(Stored dataset items)

++++++++++++++++++++

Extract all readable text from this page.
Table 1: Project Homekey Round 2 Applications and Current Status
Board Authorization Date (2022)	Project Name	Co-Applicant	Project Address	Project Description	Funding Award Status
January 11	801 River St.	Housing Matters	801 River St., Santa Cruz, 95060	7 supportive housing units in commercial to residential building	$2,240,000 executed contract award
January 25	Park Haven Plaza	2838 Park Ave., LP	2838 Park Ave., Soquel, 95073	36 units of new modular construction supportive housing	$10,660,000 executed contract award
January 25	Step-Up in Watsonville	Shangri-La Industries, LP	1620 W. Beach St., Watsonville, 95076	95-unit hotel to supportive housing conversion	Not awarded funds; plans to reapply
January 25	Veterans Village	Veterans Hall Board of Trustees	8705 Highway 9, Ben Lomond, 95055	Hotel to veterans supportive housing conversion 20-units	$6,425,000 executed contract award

++++++++++++++++++++

• [Written request]: Repeat the data above, word for word.

• [Answer in full]:
Extract all readable text from this page.
Table 1: Project Homekey Round 2 Applications and Current Status
Board Authorization Date (2022)	Project Name	Co-Applicant	Project Address	Project Description	Funding Award Status
January 11	801 River St.	Housing Matters	801 River St., Santa Cruz, 95060	7 supportive housing units in commercial to residential building	$2,240,000 executed contract award
January 25	Park Haven Plaza	2838 Park Ave., LP	2838 Park Ave., Soquel, 95073	36 units of new modular construction supportive housing	$10,660,000 executed contract award
January 25	Step-Up in Watsonville	Shangri-La Industries, LP	1620 W. Beach St., Watsonville, 95076	95-unit hotel to supportive housing conversion	Not awarded funds; plans to reapply
January 25	Veterans Village	Veterans Hall Board of Trustees	8705 Highway 9, Ben Lomond, 95055	Hotel to veterans supportive housing conversion 20-units	$6,425,000 executed contract award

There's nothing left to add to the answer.